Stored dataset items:
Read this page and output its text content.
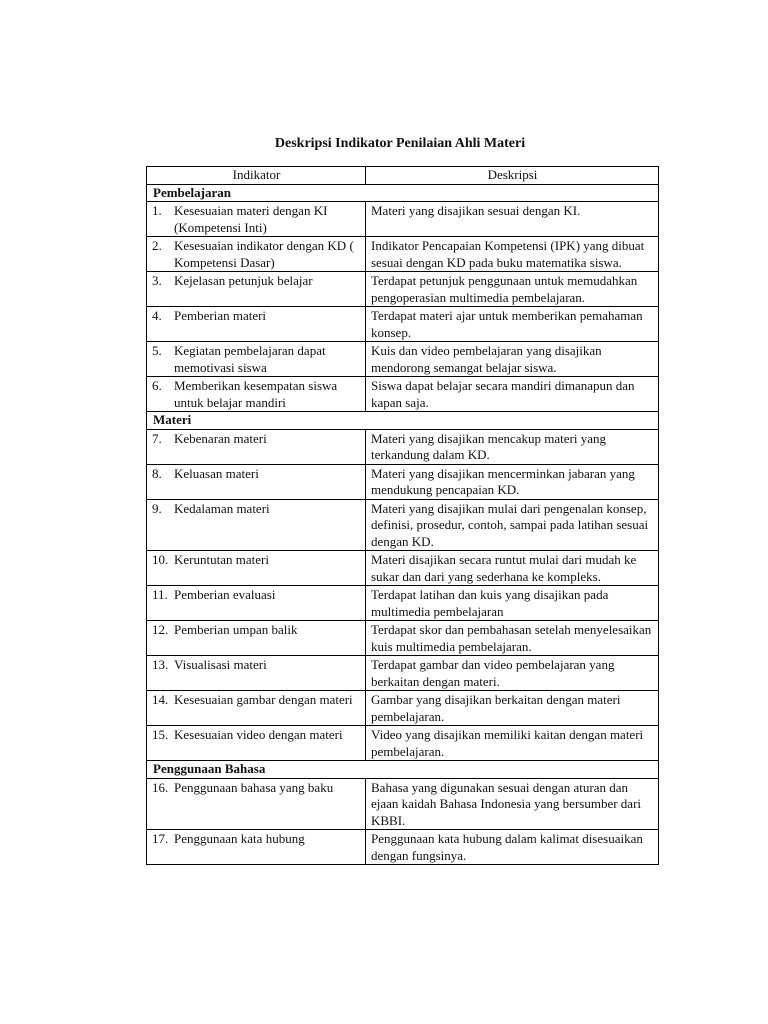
Deskripsi Indikator Penilaian Ahli Materi
Indikator	Deskripsi
Pembelajaran	

1. Kesesuaian materi dengan KI (Kompetensi Inti)	Materi yang disajikan sesuai dengan KI.

2. Kesesuaian indikator dengan KD ( Kompetensi Dasar)	Indikator Pencapaian Kompetensi (IPK) yang dibuat sesuai dengan KD pada buku matematika siswa.

3. Kejelasan petunjuk belajar	Terdapat petunjuk penggunaan untuk memudahkan pengoperasian multimedia pembelajaran.

4. Pemberian materi	Terdapat materi ajar untuk memberikan pemahaman konsep.

5. Kegiatan pembelajaran dapat memotivasi siswa	Kuis dan video pembelajaran yang disajikan mendorong semangat belajar siswa.

6. Memberikan kesempatan siswa untuk belajar mandiri	Siswa dapat belajar secara mandiri dimanapun dan kapan saja.
Materi	

7. Kebenaran materi	Materi yang disajikan mencakup materi yang terkandung dalam KD.

8. Keluasan materi	Materi yang disajikan mencerminkan jabaran yang mendukung pencapaian KD.

9. Kedalaman materi	Materi yang disajikan mulai dari pengenalan konsep, definisi, prosedur, contoh, sampai pada latihan sesuai dengan KD.

10. Keruntutan materi	Materi disajikan secara runtut mulai dari mudah ke sukar dan dari yang sederhana ke kompleks.

11. Pemberian evaluasi	Terdapat latihan dan kuis yang disajikan pada multimedia pembelajaran

12. Pemberian umpan balik	Terdapat skor dan pembahasan setelah menyelesaikan kuis multimedia pembelajaran.

13. Visualisasi materi	Terdapat gambar dan video pembelajaran yang berkaitan dengan materi.

14. Kesesuaian gambar dengan materi	Gambar yang disajikan berkaitan dengan materi pembelajaran.

15. Kesesuaian video dengan materi	Video yang disajikan memiliki kaitan dengan materi pembelajaran.
Penggunaan Bahasa	

16. Penggunaan bahasa yang baku	Bahasa yang digunakan sesuai dengan aturan dan ejaan kaidah Bahasa Indonesia yang bersumber dari KBBI.

17. Penggunaan kata hubung	Penggunaan kata hubung dalam kalimat disesuaikan dengan fungsinya.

> EXERCISE OBJECTIVE
For the entries shown above, give the number of lines that include the word "mulai", without any other text.

> EXERCISE ANSWER
2